*What needs to be done*:
Locate the word "title" in the entries below, then gather every line that holds it.

--- START ---

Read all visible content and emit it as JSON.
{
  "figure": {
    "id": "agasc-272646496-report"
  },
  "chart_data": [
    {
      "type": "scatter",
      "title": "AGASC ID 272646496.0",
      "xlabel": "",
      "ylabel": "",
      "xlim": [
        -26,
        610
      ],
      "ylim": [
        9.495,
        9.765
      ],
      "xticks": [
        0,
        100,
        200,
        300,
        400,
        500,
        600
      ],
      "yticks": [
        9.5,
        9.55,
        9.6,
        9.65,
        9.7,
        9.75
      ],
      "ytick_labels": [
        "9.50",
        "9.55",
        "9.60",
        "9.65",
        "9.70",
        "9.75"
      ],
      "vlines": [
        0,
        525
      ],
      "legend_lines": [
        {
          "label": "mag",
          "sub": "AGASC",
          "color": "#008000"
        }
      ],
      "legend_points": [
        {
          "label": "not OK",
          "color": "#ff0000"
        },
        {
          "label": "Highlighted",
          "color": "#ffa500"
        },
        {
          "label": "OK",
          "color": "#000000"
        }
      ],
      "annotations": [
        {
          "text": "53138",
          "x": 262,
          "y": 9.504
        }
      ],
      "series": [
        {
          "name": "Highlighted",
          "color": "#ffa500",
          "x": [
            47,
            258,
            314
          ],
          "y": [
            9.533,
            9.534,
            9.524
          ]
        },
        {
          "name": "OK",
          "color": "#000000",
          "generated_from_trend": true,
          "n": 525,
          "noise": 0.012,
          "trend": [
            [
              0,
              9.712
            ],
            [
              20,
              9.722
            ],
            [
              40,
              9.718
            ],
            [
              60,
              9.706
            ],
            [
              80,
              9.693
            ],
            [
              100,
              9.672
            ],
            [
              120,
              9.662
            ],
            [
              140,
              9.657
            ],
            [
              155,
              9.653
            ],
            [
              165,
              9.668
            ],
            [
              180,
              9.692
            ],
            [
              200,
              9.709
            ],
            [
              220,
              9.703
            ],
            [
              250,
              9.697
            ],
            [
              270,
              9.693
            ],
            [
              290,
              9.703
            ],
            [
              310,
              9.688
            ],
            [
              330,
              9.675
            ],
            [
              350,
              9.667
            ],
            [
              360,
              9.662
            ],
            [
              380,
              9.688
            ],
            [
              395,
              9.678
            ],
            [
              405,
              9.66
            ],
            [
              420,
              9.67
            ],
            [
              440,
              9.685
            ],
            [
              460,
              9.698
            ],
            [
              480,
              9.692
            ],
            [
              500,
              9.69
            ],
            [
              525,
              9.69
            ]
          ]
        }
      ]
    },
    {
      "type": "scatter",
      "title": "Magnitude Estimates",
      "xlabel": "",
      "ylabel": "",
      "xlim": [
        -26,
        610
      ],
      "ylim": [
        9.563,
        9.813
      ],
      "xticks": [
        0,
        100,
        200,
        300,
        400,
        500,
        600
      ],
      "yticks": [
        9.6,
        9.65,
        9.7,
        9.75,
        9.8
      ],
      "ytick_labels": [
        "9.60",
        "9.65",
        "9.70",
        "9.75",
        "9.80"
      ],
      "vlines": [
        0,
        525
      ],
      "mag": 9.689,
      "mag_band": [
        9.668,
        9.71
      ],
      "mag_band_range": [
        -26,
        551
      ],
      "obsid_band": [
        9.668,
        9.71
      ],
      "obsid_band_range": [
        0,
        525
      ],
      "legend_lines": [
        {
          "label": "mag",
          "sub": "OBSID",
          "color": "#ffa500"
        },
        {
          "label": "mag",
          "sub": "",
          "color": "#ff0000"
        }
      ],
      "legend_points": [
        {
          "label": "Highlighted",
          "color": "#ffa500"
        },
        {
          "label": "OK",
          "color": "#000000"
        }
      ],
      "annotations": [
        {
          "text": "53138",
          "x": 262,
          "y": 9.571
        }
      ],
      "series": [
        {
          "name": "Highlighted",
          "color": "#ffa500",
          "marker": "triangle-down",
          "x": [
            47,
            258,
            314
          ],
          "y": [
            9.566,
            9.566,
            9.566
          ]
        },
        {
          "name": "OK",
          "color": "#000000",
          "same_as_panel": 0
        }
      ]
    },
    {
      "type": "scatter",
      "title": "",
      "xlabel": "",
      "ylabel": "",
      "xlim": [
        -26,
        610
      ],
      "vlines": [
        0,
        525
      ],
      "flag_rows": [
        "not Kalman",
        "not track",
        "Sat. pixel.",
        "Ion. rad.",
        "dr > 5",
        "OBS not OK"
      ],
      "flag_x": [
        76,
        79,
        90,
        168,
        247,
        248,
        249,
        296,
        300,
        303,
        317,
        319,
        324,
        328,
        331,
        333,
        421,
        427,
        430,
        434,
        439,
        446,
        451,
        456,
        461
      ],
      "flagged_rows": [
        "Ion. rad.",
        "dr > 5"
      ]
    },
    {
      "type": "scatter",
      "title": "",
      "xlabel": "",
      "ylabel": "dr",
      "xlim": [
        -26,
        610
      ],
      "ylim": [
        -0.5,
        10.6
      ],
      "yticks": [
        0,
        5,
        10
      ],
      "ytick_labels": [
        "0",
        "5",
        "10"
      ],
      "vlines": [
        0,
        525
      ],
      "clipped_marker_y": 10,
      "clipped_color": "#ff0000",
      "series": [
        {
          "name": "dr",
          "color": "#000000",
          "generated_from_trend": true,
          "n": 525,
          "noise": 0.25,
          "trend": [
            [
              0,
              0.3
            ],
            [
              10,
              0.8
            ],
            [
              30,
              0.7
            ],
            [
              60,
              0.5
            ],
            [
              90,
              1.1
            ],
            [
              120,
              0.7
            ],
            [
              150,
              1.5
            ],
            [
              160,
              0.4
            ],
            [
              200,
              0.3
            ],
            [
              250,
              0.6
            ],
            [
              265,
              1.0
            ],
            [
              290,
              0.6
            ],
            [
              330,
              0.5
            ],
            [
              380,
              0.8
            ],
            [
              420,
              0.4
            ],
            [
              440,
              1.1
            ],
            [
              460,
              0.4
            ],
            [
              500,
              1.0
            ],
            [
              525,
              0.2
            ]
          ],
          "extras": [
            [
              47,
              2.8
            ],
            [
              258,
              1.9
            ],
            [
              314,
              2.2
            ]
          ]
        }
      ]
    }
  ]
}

--- END ---

*Answer to the exercise*:
      "title": "AGASC ID 272646496.0",
      "title": "Magnitude Estimates",
      "title": "",
      "title": "",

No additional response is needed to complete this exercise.